[start Excerpted records]

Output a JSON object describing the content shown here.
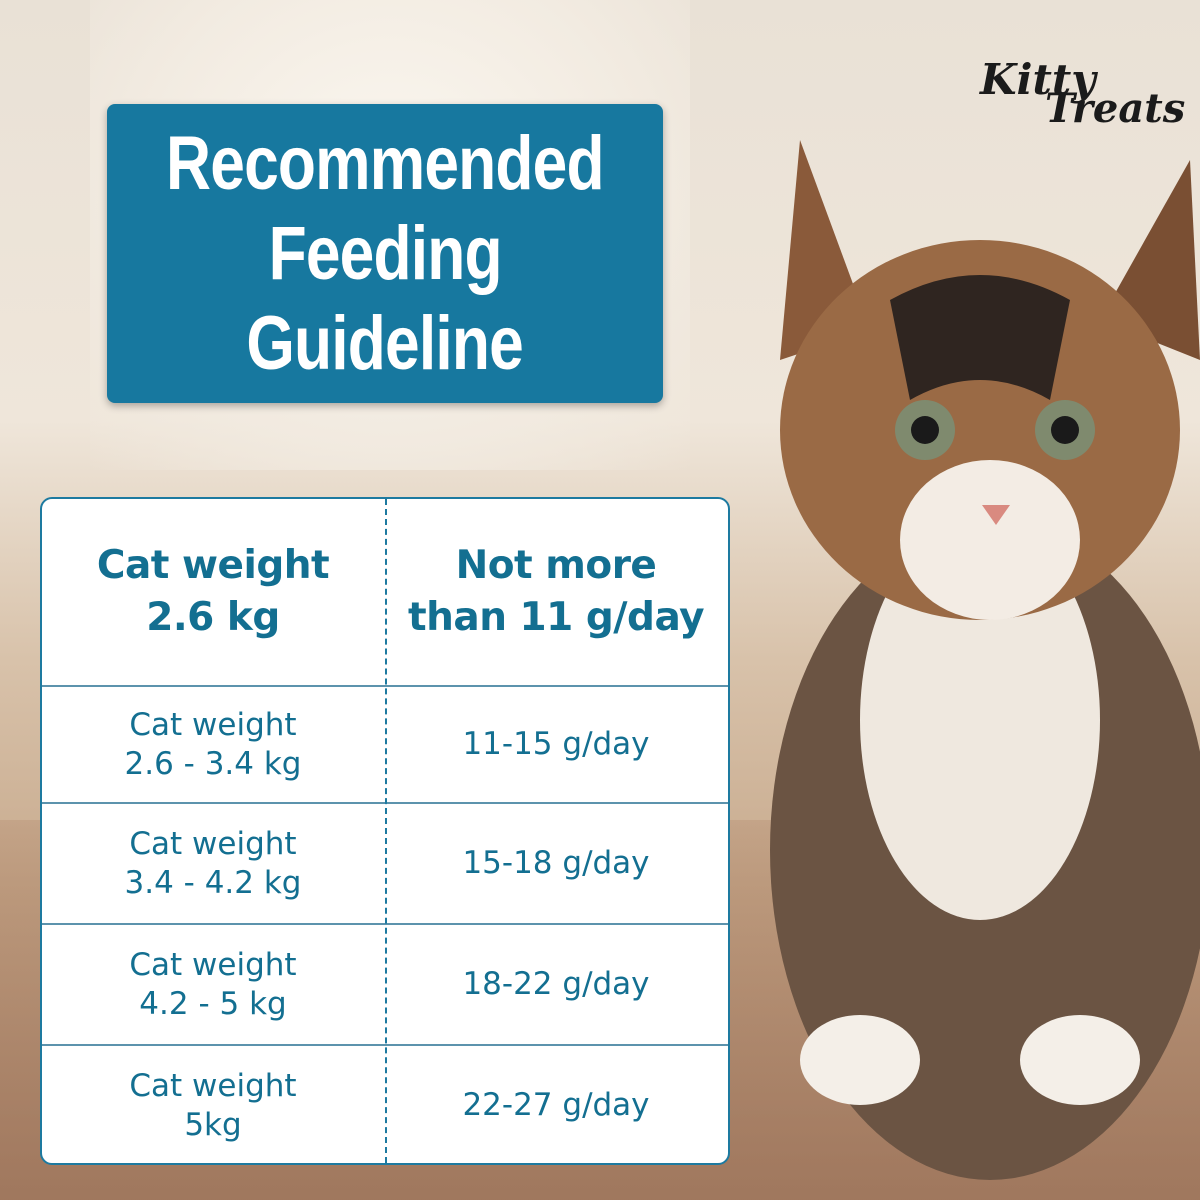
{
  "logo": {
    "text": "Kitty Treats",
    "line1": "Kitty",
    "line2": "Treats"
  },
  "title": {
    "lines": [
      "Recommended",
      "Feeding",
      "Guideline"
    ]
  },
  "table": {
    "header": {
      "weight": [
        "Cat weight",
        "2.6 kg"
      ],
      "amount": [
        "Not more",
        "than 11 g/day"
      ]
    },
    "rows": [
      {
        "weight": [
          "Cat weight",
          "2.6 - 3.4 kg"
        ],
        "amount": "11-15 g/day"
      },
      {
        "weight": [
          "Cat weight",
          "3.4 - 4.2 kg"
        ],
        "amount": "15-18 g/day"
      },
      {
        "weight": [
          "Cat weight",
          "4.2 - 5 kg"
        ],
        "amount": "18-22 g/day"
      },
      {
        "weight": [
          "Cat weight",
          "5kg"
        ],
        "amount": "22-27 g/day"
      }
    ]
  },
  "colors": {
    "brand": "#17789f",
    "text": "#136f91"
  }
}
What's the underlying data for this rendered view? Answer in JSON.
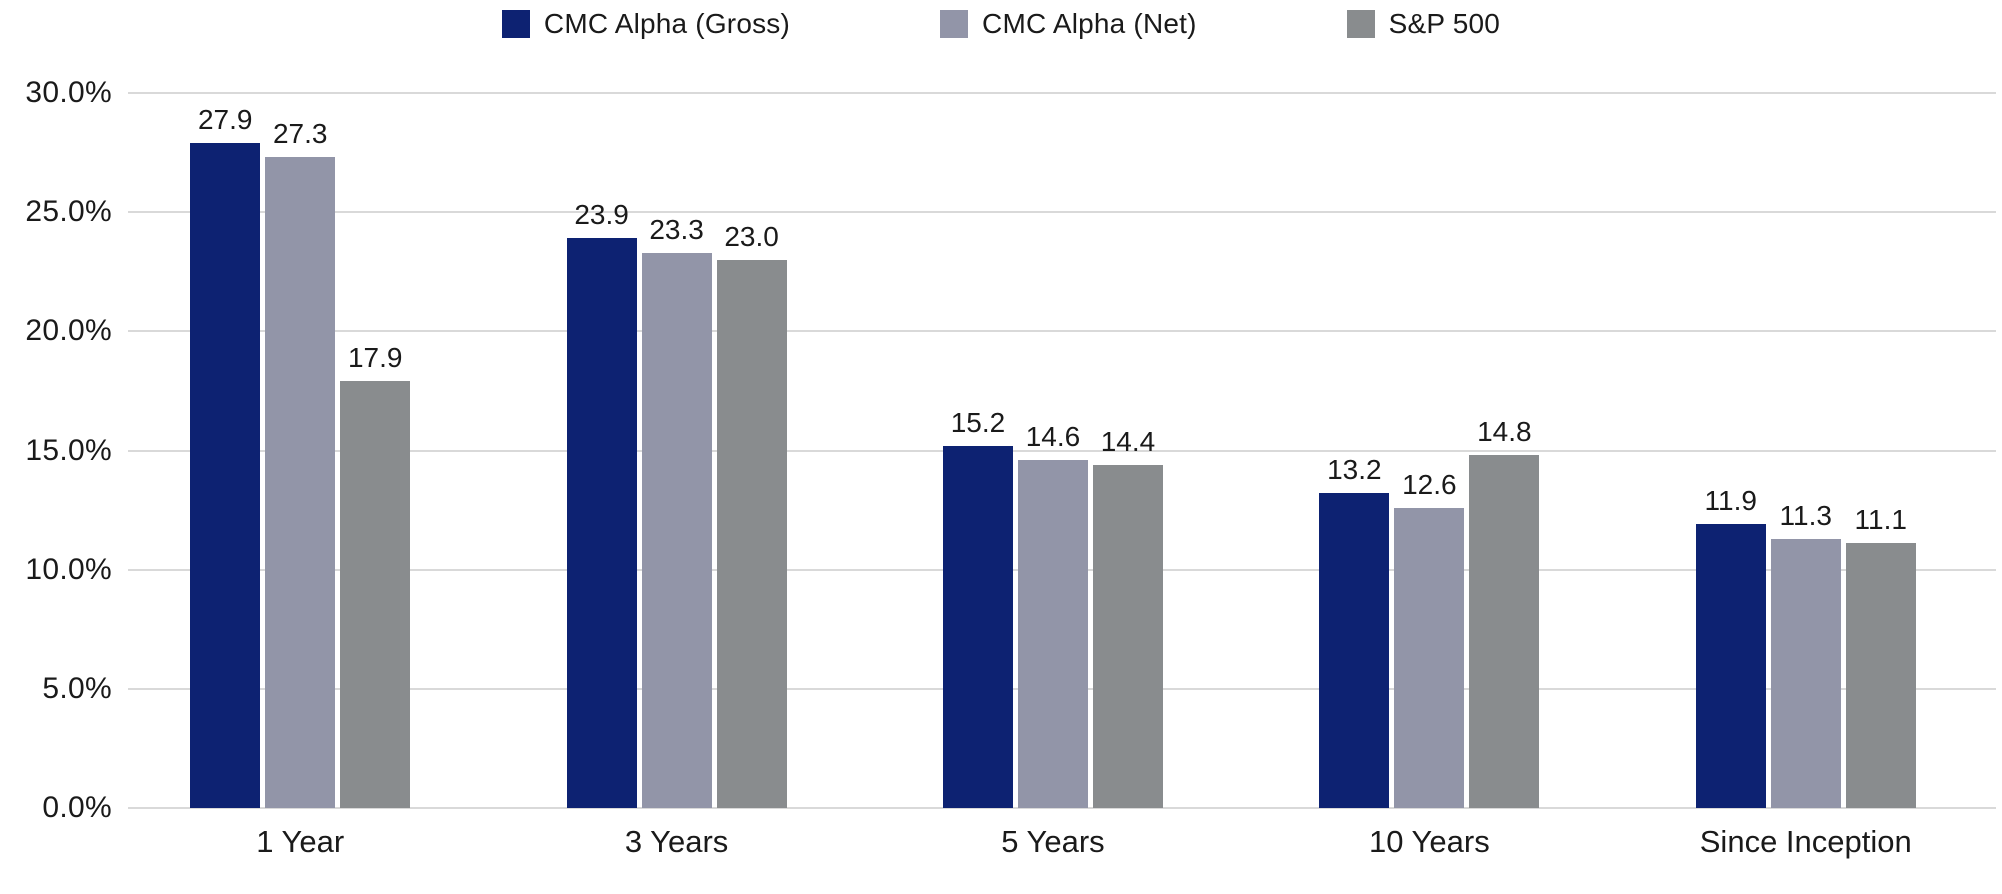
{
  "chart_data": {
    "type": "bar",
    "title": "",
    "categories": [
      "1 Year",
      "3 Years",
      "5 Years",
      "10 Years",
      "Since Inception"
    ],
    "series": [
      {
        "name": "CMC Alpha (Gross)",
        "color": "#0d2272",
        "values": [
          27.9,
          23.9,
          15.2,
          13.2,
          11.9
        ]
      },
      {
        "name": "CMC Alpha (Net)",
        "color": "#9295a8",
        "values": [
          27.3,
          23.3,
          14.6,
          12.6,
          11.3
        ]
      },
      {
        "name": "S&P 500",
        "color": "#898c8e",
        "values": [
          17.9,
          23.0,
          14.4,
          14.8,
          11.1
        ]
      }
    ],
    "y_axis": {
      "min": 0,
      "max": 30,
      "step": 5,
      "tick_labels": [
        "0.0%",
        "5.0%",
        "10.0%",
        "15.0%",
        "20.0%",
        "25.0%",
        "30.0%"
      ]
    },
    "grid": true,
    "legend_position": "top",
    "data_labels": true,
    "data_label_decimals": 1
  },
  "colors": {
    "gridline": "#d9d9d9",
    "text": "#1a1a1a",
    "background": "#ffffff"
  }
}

[end Excerpted records]
[start Excerpted records]

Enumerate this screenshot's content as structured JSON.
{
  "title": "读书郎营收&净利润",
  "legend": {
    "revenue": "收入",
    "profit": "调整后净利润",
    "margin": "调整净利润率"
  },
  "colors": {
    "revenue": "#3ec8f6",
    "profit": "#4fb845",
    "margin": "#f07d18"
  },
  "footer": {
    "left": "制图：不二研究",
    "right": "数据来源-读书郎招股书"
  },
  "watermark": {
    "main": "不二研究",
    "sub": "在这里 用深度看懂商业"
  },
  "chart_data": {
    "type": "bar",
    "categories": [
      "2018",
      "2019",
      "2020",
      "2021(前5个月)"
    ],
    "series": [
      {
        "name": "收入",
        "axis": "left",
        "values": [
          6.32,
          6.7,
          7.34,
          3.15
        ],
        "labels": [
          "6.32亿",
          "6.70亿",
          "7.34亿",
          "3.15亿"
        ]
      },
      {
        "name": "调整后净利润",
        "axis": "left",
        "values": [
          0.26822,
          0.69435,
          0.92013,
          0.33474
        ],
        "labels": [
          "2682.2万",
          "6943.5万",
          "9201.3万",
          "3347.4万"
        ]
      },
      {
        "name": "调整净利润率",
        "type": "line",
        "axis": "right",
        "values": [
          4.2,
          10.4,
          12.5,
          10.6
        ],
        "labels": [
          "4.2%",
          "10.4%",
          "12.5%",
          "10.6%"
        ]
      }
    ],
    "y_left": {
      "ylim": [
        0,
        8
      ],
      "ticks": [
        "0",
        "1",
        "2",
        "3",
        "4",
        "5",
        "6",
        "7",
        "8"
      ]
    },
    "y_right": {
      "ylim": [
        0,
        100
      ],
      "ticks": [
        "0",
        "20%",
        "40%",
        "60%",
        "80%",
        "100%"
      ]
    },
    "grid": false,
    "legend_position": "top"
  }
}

[end Excerpted records]

### Task directions
Extract each line from the entries above that contains the string "this".

### Response to the exercise
What's the underlying data for this rendered view? Answer in JSON.
Enumerate this screenshot's content as structured JSON.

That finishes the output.